** start of Source records **

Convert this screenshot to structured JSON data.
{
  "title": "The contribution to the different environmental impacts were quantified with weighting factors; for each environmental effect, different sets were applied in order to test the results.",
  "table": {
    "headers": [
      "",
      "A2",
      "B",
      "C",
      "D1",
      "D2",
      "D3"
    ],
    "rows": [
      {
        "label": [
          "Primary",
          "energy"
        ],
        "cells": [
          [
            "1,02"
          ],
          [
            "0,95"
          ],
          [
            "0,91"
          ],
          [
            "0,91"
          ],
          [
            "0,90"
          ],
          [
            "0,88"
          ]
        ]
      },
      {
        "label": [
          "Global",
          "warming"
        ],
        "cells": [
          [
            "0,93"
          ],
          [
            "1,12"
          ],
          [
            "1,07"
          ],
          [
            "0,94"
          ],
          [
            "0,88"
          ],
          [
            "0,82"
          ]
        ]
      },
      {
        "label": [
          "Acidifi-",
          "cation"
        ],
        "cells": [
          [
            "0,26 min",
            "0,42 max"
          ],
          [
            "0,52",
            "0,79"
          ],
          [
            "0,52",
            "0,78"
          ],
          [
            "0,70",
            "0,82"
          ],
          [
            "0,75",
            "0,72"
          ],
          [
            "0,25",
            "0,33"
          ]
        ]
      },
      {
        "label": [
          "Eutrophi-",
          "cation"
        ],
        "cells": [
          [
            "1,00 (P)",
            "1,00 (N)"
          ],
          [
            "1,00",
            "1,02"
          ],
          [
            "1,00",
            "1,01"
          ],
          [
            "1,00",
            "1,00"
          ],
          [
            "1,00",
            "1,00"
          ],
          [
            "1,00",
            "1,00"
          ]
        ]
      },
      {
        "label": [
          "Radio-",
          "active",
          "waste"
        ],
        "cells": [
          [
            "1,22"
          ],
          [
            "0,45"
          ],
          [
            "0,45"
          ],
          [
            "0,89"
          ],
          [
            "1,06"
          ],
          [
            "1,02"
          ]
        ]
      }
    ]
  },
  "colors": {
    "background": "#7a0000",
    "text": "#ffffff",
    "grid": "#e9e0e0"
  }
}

** end of Source records **

Reproduce each entry exactly, leaving out nothing.

Response below:
Convert this screenshot to structured JSON data.
{
  "title": "The contribution to the different environmental impacts were quantified with weighting factors; for each environmental effect, different sets were applied in order to test the results.",
  "table": {
    "headers": [
      "",
      "A2",
      "B",
      "C",
      "D1",
      "D2",
      "D3"
    ],
    "rows": [
      {
        "label": [
          "Primary",
          "energy"
        ],
        "cells": [
          [
            "1,02"
          ],
          [
            "0,95"
          ],
          [
            "0,91"
          ],
          [
            "0,91"
          ],
          [
            "0,90"
          ],
          [
            "0,88"
          ]
        ]
      },
      {
        "label": [
          "Global",
          "warming"
        ],
        "cells": [
          [
            "0,93"
          ],
          [
            "1,12"
          ],
          [
            "1,07"
          ],
          [
            "0,94"
          ],
          [
            "0,88"
          ],
          [
            "0,82"
          ]
        ]
      },
      {
        "label": [
          "Acidifi-",
          "cation"
        ],
        "cells": [
          [
            "0,26 min",
            "0,42 max"
          ],
          [
            "0,52",
            "0,79"
          ],
          [
            "0,52",
            "0,78"
          ],
          [
            "0,70",
            "0,82"
          ],
          [
            "0,75",
            "0,72"
          ],
          [
            "0,25",
            "0,33"
          ]
        ]
      },
      {
        "label": [
          "Eutrophi-",
          "cation"
        ],
        "cells": [
          [
            "1,00 (P)",
            "1,00 (N)"
          ],
          [
            "1,00",
            "1,02"
          ],
          [
            "1,00",
            "1,01"
          ],
          [
            "1,00",
            "1,00"
          ],
          [
            "1,00",
            "1,00"
          ],
          [
            "1,00",
            "1,00"
          ]
        ]
      },
      {
        "label": [
          "Radio-",
          "active",
          "waste"
        ],
        "cells": [
          [
            "1,22"
          ],
          [
            "0,45"
          ],
          [
            "0,45"
          ],
          [
            "0,89"
          ],
          [
            "1,06"
          ],
          [
            "1,02"
          ]
        ]
      }
    ]
  },
  "colors": {
    "background": "#7a0000",
    "text": "#ffffff",
    "grid": "#e9e0e0"
  }
}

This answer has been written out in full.